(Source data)
>> START

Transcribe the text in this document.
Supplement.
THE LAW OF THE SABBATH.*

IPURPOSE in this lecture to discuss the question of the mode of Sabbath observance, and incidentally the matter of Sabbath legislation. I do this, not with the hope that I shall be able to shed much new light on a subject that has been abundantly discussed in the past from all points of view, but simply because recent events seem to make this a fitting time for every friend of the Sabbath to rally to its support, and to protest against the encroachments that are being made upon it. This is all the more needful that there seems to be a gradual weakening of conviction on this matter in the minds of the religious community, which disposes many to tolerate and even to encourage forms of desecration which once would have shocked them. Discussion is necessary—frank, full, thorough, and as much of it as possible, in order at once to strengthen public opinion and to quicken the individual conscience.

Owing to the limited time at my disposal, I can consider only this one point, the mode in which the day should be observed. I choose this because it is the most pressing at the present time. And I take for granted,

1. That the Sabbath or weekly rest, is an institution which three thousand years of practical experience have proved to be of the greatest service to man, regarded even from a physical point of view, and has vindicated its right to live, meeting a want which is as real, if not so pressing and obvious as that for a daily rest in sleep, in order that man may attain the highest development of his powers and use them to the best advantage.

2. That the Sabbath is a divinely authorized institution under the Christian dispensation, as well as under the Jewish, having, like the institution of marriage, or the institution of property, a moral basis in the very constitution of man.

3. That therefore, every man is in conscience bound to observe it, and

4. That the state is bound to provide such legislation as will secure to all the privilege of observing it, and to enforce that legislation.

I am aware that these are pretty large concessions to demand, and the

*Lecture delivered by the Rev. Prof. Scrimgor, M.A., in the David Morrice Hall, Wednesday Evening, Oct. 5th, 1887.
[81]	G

>> END

From the listing above, pick out each line where the word "bound" appears.

*Reply to the task*:
3. That therefore, every man is in conscience bound to observe it, and
4. That the state is bound to provide such legislation as will secure to all the privilege of observing it, and to enforce that legislation.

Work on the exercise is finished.